## What to work on
Retype the whole listing below, character for character.

## Data rows
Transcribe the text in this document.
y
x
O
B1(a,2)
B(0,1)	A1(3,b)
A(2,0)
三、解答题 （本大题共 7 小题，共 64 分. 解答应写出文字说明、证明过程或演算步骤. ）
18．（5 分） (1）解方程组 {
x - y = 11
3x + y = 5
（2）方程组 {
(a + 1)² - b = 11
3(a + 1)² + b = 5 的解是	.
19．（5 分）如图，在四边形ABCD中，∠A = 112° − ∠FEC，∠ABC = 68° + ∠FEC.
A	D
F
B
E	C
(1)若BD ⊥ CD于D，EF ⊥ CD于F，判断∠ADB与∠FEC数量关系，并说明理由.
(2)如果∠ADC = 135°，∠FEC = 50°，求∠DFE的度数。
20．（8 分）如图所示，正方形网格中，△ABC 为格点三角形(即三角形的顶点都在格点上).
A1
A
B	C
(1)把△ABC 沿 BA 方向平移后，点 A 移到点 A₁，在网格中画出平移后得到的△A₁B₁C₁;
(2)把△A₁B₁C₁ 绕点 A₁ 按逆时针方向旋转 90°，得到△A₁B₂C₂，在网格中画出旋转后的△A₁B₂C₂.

## Exercise output
Transcribe the text in this document.
y
x
O
B1(a,2)
B(0,1)	A1(3,b)
A(2,0)
三、解答题 （本大题共 7 小题，共 64 分. 解答应写出文字说明、证明过程或演算步骤. ）
18．（5 分） (1）解方程组 {
x - y = 11
3x + y = 5
（2）方程组 {
(a + 1)² - b = 11
3(a + 1)² + b = 5 的解是	.
19．（5 分）如图，在四边形ABCD中，∠A = 112° − ∠FEC，∠ABC = 68° + ∠FEC.
A	D
F
B
E	C
(1)若BD ⊥ CD于D，EF ⊥ CD于F，判断∠ADB与∠FEC数量关系，并说明理由.
(2)如果∠ADC = 135°，∠FEC = 50°，求∠DFE的度数。
20．（8 分）如图所示，正方形网格中，△ABC 为格点三角形(即三角形的顶点都在格点上).
A1
A
B	C
(1)把△ABC 沿 BA 方向平移后，点 A 移到点 A₁，在网格中画出平移后得到的△A₁B₁C₁;
(2)把△A₁B₁C₁ 绕点 A₁ 按逆时针方向旋转 90°，得到△A₁B₂C₂，在网格中画出旋转后的△A₁B₂C₂.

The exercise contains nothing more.